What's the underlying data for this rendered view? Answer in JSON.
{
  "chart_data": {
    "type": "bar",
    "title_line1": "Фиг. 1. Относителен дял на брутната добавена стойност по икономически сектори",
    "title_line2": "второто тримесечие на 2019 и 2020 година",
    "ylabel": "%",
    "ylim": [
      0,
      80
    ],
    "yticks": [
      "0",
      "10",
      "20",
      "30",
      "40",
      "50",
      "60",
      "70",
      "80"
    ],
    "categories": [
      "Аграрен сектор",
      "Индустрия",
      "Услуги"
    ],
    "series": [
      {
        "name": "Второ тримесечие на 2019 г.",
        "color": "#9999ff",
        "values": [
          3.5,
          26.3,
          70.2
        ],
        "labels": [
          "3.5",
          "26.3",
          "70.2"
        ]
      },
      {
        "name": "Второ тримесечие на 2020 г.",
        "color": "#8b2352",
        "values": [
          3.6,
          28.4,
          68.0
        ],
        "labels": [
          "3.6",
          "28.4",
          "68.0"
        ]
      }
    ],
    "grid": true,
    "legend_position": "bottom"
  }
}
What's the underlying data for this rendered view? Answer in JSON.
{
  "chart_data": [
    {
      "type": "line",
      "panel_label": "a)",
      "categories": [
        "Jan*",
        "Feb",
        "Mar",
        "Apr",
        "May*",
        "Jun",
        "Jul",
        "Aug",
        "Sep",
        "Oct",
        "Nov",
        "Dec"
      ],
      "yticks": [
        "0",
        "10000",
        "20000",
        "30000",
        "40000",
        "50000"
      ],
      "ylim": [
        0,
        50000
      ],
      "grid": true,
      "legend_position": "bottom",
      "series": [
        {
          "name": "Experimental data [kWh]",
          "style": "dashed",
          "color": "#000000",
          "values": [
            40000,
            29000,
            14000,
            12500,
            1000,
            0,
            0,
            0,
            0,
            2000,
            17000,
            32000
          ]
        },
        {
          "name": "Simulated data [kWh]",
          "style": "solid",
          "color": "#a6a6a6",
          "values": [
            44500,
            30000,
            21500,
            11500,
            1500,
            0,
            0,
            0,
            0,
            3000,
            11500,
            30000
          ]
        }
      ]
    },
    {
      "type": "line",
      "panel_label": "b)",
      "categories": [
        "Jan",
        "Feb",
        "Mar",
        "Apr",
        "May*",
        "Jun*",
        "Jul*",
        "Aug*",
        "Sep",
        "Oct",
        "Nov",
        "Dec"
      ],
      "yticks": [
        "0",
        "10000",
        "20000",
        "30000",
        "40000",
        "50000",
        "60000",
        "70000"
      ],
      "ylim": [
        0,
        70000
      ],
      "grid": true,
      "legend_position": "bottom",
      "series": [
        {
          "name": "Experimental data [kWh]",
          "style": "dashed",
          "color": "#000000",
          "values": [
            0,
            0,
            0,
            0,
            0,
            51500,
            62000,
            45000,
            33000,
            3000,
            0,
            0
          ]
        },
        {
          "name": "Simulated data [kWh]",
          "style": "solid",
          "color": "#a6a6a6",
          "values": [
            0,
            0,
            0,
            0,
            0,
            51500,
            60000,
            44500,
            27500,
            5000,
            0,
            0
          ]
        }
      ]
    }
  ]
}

-- Set problem --
Return the entries above exactly as they appear.

-- Reply --
What's the underlying data for this rendered view? Answer in JSON.
{
  "chart_data": {
    "type": "bar",
    "title_line1": "Фиг. 1. Относителен дял на брутната добавена стойност по икономически сектори",
    "title_line2": "второто тримесечие на 2019 и 2020 година",
    "ylabel": "%",
    "ylim": [
      0,
      80
    ],
    "yticks": [
      "0",
      "10",
      "20",
      "30",
      "40",
      "50",
      "60",
      "70",
      "80"
    ],
    "categories": [
      "Аграрен сектор",
      "Индустрия",
      "Услуги"
    ],
    "series": [
      {
        "name": "Второ тримесечие на 2019 г.",
        "color": "#9999ff",
        "values": [
          3.5,
          26.3,
          70.2
        ],
        "labels": [
          "3.5",
          "26.3",
          "70.2"
        ]
      },
      {
        "name": "Второ тримесечие на 2020 г.",
        "color": "#8b2352",
        "values": [
          3.6,
          28.4,
          68.0
        ],
        "labels": [
          "3.6",
          "28.4",
          "68.0"
        ]
      }
    ],
    "grid": true,
    "legend_position": "bottom"
  }
}
What's the underlying data for this rendered view? Answer in JSON.
{
  "chart_data": [
    {
      "type": "line",
      "panel_label": "a)",
      "categories": [
        "Jan*",
        "Feb",
        "Mar",
        "Apr",
        "May*",
        "Jun",
        "Jul",
        "Aug",
        "Sep",
        "Oct",
        "Nov",
        "Dec"
      ],
      "yticks": [
        "0",
        "10000",
        "20000",
        "30000",
        "40000",
        "50000"
      ],
      "ylim": [
        0,
        50000
      ],
      "grid": true,
      "legend_position": "bottom",
      "series": [
        {
          "name": "Experimental data [kWh]",
          "style": "dashed",
          "color": "#000000",
          "values": [
            40000,
            29000,
            14000,
            12500,
            1000,
            0,
            0,
            0,
            0,
            2000,
            17000,
            32000
          ]
        },
        {
          "name": "Simulated data [kWh]",
          "style": "solid",
          "color": "#a6a6a6",
          "values": [
            44500,
            30000,
            21500,
            11500,
            1500,
            0,
            0,
            0,
            0,
            3000,
            11500,
            30000
          ]
        }
      ]
    },
    {
      "type": "line",
      "panel_label": "b)",
      "categories": [
        "Jan",
        "Feb",
        "Mar",
        "Apr",
        "May*",
        "Jun*",
        "Jul*",
        "Aug*",
        "Sep",
        "Oct",
        "Nov",
        "Dec"
      ],
      "yticks": [
        "0",
        "10000",
        "20000",
        "30000",
        "40000",
        "50000",
        "60000",
        "70000"
      ],
      "ylim": [
        0,
        70000
      ],
      "grid": true,
      "legend_position": "bottom",
      "series": [
        {
          "name": "Experimental data [kWh]",
          "style": "dashed",
          "color": "#000000",
          "values": [
            0,
            0,
            0,
            0,
            0,
            51500,
            62000,
            45000,
            33000,
            3000,
            0,
            0
          ]
        },
        {
          "name": "Simulated data [kWh]",
          "style": "solid",
          "color": "#a6a6a6",
          "values": [
            0,
            0,
            0,
            0,
            0,
            51500,
            60000,
            44500,
            27500,
            5000,
            0,
            0
          ]
        }
      ]
    }
  ]
}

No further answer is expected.